— Begin Exercise material —
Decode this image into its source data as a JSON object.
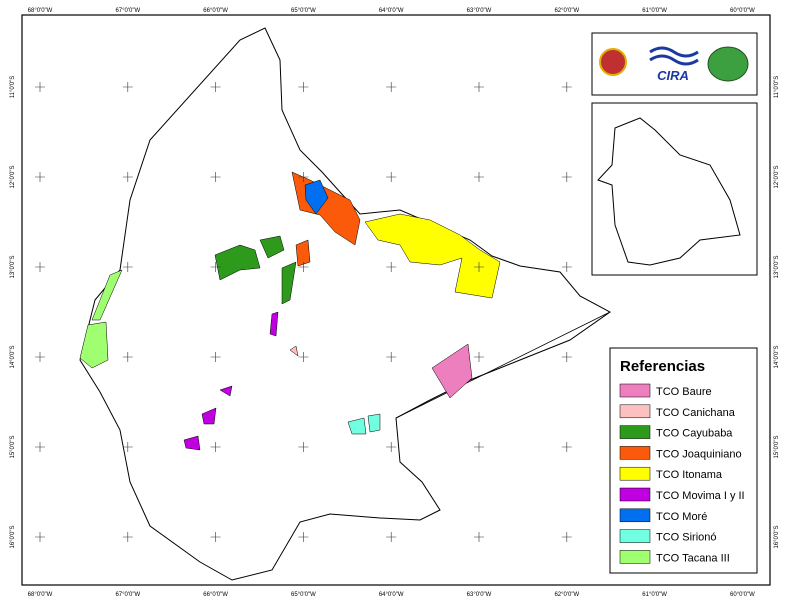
{
  "graticule": {
    "longitudes": [
      "68°0'0\"W",
      "67°0'0\"W",
      "66°0'0\"W",
      "65°0'0\"W",
      "64°0'0\"W",
      "63°0'0\"W",
      "62°0'0\"W",
      "61°0'0\"W",
      "60°0'0\"W"
    ],
    "latitudes": [
      "11°0'0\"S",
      "12°0'0\"S",
      "13°0'0\"S",
      "14°0'0\"S",
      "15°0'0\"S",
      "16°0'0\"S"
    ]
  },
  "logos": {
    "cira": "CIRA"
  },
  "legend": {
    "title": "Referencias",
    "items": [
      {
        "label": "TCO Baure",
        "color": "#ee7fbf"
      },
      {
        "label": "TCO Canichana",
        "color": "#fcc0c0"
      },
      {
        "label": "TCO Cayubaba",
        "color": "#2e9a1c"
      },
      {
        "label": "TCO Joaquiniano",
        "color": "#fa5a0a"
      },
      {
        "label": "TCO Itonama",
        "color": "#ffff00"
      },
      {
        "label": "TCO Movima I y II",
        "color": "#c000e0"
      },
      {
        "label": "TCO Moré",
        "color": "#0070f0"
      },
      {
        "label": "TCO Sirionó",
        "color": "#70ffe0"
      },
      {
        "label": "TCO Tacana III",
        "color": "#a0ff70"
      }
    ]
  }
}
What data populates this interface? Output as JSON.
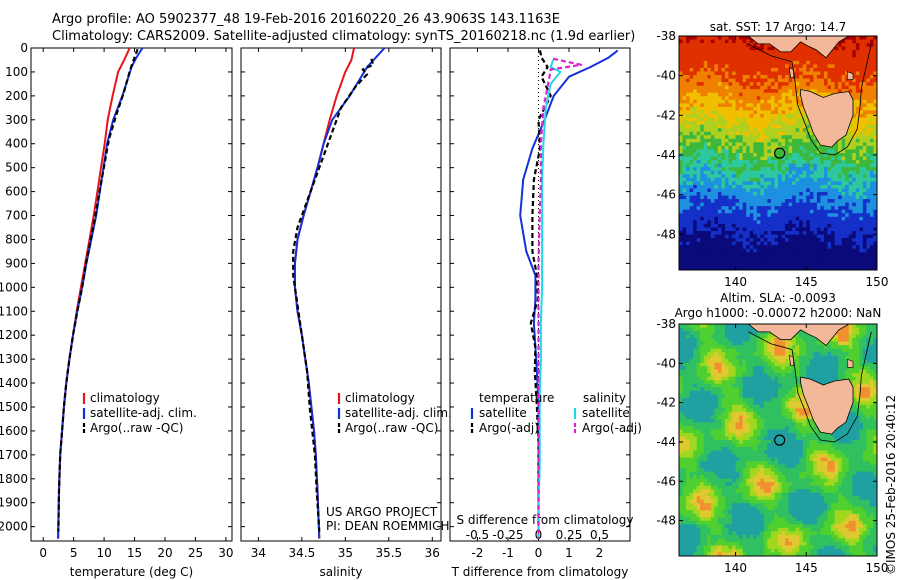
{
  "header": {
    "line1": "Argo profile: AO 5902377_48 19-Feb-2016 20160220_26 43.9063S 143.1163E",
    "line2": "Climatology: CARS2009. Satellite-adjusted climatology: synTS_20160218.nc (1.9d earlier)"
  },
  "colors": {
    "climatology": "#e8141c",
    "satellite": "#1530d8",
    "argo": "#000000",
    "satellite_s": "#20d8e8",
    "argo_s": "#e020d0"
  },
  "chart_data": [
    {
      "id": "temperature",
      "type": "line",
      "xlabel": "temperature (deg C)",
      "ylabel": "",
      "xlim": [
        -2,
        31
      ],
      "ylim": [
        2060,
        0
      ],
      "y_reversed": true,
      "xticks": [
        0,
        5,
        10,
        15,
        20,
        25,
        30
      ],
      "yticks": [
        0,
        100,
        200,
        300,
        400,
        500,
        600,
        700,
        800,
        900,
        1000,
        1100,
        1200,
        1300,
        1400,
        1500,
        1600,
        1700,
        1800,
        1900,
        2000
      ],
      "legend": [
        "climatology",
        "satellite-adj. clim.",
        "Argo(..raw -QC)"
      ],
      "series": [
        {
          "name": "climatology",
          "style": "solid",
          "color": "#e8141c",
          "x": [
            14.2,
            13.3,
            12.3,
            11.4,
            10.6,
            10.1,
            9.5,
            8.9,
            8.3,
            7.6,
            6.9,
            6.2,
            5.5,
            4.9,
            4.3,
            3.8,
            3.4,
            3.1,
            2.8,
            2.6,
            2.45
          ],
          "y": [
            0,
            50,
            100,
            200,
            300,
            400,
            500,
            600,
            700,
            800,
            900,
            1000,
            1100,
            1200,
            1300,
            1400,
            1500,
            1600,
            1700,
            1850,
            2050
          ]
        },
        {
          "name": "satellite-adj. clim.",
          "style": "solid",
          "color": "#1530d8",
          "x": [
            16.3,
            15.3,
            14.5,
            13.0,
            11.5,
            10.5,
            9.9,
            9.3,
            8.7,
            7.9,
            7.1,
            6.4,
            5.6,
            4.9,
            4.3,
            3.8,
            3.4,
            3.1,
            2.8,
            2.6,
            2.45
          ],
          "y": [
            0,
            40,
            80,
            200,
            300,
            400,
            500,
            600,
            700,
            800,
            900,
            1000,
            1100,
            1200,
            1300,
            1400,
            1500,
            1600,
            1700,
            1850,
            2050
          ]
        },
        {
          "name": "Argo(..raw -QC)",
          "style": "dashed",
          "color": "#000000",
          "x": [
            15.5,
            15.0,
            14.3,
            13.3,
            12.0,
            10.8,
            10.1,
            9.4,
            8.7,
            7.9,
            7.1,
            6.4,
            5.6,
            4.9,
            4.3,
            3.8,
            3.4,
            3.1,
            2.8,
            2.6,
            2.5
          ],
          "y": [
            5,
            40,
            90,
            180,
            280,
            380,
            480,
            580,
            680,
            790,
            890,
            1000,
            1100,
            1200,
            1300,
            1400,
            1500,
            1600,
            1700,
            1850,
            2020
          ]
        }
      ]
    },
    {
      "id": "salinity",
      "type": "line",
      "xlabel": "salinity",
      "ylabel": "",
      "xlim": [
        33.8,
        36.1
      ],
      "ylim": [
        2060,
        0
      ],
      "y_reversed": true,
      "xticks": [
        34,
        34.5,
        35,
        35.5,
        36
      ],
      "legend": [
        "climatology",
        "satellite-adj. clim.",
        "Argo(..raw -QC)"
      ],
      "annotations": [
        "US ARGO PROJECT",
        "PI: DEAN ROEMMICH"
      ],
      "series": [
        {
          "name": "climatology",
          "style": "solid",
          "color": "#e8141c",
          "x": [
            35.1,
            35.07,
            35.0,
            34.9,
            34.82,
            34.75,
            34.68,
            34.6,
            34.52,
            34.45,
            34.42,
            34.42,
            34.45,
            34.5,
            34.54,
            34.58,
            34.61,
            34.64,
            34.66,
            34.68,
            34.7
          ],
          "y": [
            0,
            50,
            100,
            200,
            300,
            400,
            500,
            600,
            700,
            800,
            900,
            1000,
            1100,
            1200,
            1300,
            1400,
            1500,
            1600,
            1700,
            1850,
            2050
          ]
        },
        {
          "name": "satellite-adj. clim.",
          "style": "solid",
          "color": "#1530d8",
          "x": [
            35.45,
            35.35,
            35.25,
            35.05,
            34.85,
            34.75,
            34.68,
            34.6,
            34.52,
            34.45,
            34.42,
            34.42,
            34.45,
            34.5,
            34.54,
            34.58,
            34.61,
            34.64,
            34.66,
            34.68,
            34.7
          ],
          "y": [
            0,
            40,
            80,
            200,
            300,
            400,
            500,
            600,
            700,
            800,
            900,
            1000,
            1100,
            1200,
            1300,
            1400,
            1500,
            1600,
            1700,
            1850,
            2050
          ]
        },
        {
          "name": "Argo(..raw -QC)",
          "style": "dashed",
          "color": "#000000",
          "x": [
            35.3,
            35.32,
            35.2,
            35.25,
            35.12,
            34.95,
            34.85,
            34.75,
            34.65,
            34.55,
            34.45,
            34.4,
            34.4,
            34.44,
            34.48,
            34.52,
            34.56,
            34.59,
            34.62,
            34.65,
            34.67,
            34.7
          ],
          "y": [
            45,
            70,
            90,
            110,
            160,
            250,
            350,
            450,
            550,
            650,
            750,
            850,
            950,
            1050,
            1150,
            1250,
            1350,
            1500,
            1600,
            1700,
            1850,
            2020
          ]
        }
      ]
    },
    {
      "id": "difference",
      "type": "line",
      "xlabel": "T difference from climatology",
      "xlabel2": "S difference from climatology",
      "xlim": [
        -2.9,
        3.0
      ],
      "xlim2": [
        -0.725,
        0.75
      ],
      "ylim": [
        2060,
        0
      ],
      "y_reversed": true,
      "xticks": [
        -2,
        -1,
        0,
        1,
        2
      ],
      "xtick_labels": [
        "-2",
        "-1",
        "0",
        "1",
        "2"
      ],
      "xticks2": [
        -0.5,
        -0.25,
        0,
        0.25,
        0.5
      ],
      "xtick_labels2": [
        "-0.5",
        "-0.25",
        "0",
        "0.25",
        "0.5"
      ],
      "legend_headers": [
        "temperature",
        "salinity"
      ],
      "legend": [
        "satellite",
        "Argo(-adj)",
        "satellite",
        "Argo(-adj)"
      ],
      "series": [
        {
          "name": "satellite",
          "group": "temperature",
          "style": "solid",
          "color": "#1530d8",
          "x": [
            2.6,
            2.3,
            1.7,
            1.0,
            0.5,
            0.2,
            -0.2,
            -0.5,
            -0.6,
            -0.4,
            -0.1,
            -0.1,
            -0.15,
            -0.1,
            -0.05,
            0,
            0,
            0,
            0,
            0
          ],
          "y": [
            10,
            40,
            80,
            120,
            200,
            300,
            420,
            550,
            700,
            850,
            950,
            1050,
            1150,
            1250,
            1350,
            1500,
            1650,
            1800,
            1950,
            2050
          ]
        },
        {
          "name": "Argo(-adj)",
          "group": "temperature",
          "style": "dashed",
          "color": "#000000",
          "x": [
            0.05,
            0.1,
            0.3,
            0.1,
            0.4,
            0.0,
            0.05,
            -0.15,
            -0.2,
            -0.2,
            -0.05,
            -0.02,
            -0.25,
            -0.1,
            -0.12,
            -0.05,
            0,
            0,
            0,
            0
          ],
          "y": [
            10,
            40,
            80,
            120,
            200,
            300,
            420,
            550,
            700,
            850,
            950,
            1050,
            1150,
            1250,
            1350,
            1500,
            1650,
            1800,
            1950,
            2050
          ]
        },
        {
          "name": "satellite",
          "group": "salinity",
          "style": "solid",
          "color": "#20d8e8",
          "x": [
            0.12,
            0.1,
            0.18,
            0.1,
            0.06,
            0.04,
            0.03,
            0.03,
            0.03,
            0.03,
            0.02,
            0.02,
            0.01,
            0.01,
            0.01,
            0.0,
            0.0
          ],
          "y": [
            50,
            80,
            100,
            150,
            250,
            400,
            550,
            700,
            850,
            1000,
            1150,
            1300,
            1450,
            1600,
            1750,
            1900,
            2050
          ]
        },
        {
          "name": "Argo(-adj)",
          "group": "salinity",
          "style": "dashed",
          "color": "#e020d0",
          "x": [
            0.12,
            0.35,
            0.1,
            0.08,
            0.04,
            0.02,
            0.02,
            0.01,
            0.0,
            0.0,
            0.0,
            0.0,
            0.0,
            0.0,
            0.0
          ],
          "y": [
            45,
            70,
            90,
            150,
            250,
            400,
            550,
            700,
            900,
            1100,
            1300,
            1500,
            1700,
            1900,
            2050
          ]
        }
      ]
    },
    {
      "id": "sst_map",
      "type": "heatmap",
      "title": "sat. SST: 17 Argo: 14.7",
      "xlim": [
        136,
        150
      ],
      "ylim": [
        -49.8,
        -38
      ],
      "xticks": [
        140,
        145,
        150
      ],
      "yticks": [
        -38,
        -40,
        -42,
        -44,
        -46,
        -48
      ],
      "marker": {
        "lon": 143.1163,
        "lat": -43.9063
      }
    },
    {
      "id": "sla_map",
      "type": "heatmap",
      "title": "Altim. SLA: -0.0093",
      "subtitle": "Argo h1000: -0.00072 h2000: NaN",
      "xlim": [
        136,
        150
      ],
      "ylim": [
        -49.8,
        -38
      ],
      "xticks": [
        140,
        145,
        150
      ],
      "yticks": [
        -38,
        -40,
        -42,
        -44,
        -46,
        -48
      ],
      "marker": {
        "lon": 143.1163,
        "lat": -43.9063
      }
    }
  ],
  "stamp": "©IMOS 25-Feb-2016 20:40:12"
}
— End Exercise material —
» Exercise brief
Within the data above, pick out all lines holding the word "from".

» Complete response
      "xlabel": "T difference from climatology",
      "xlabel2": "S difference from climatology",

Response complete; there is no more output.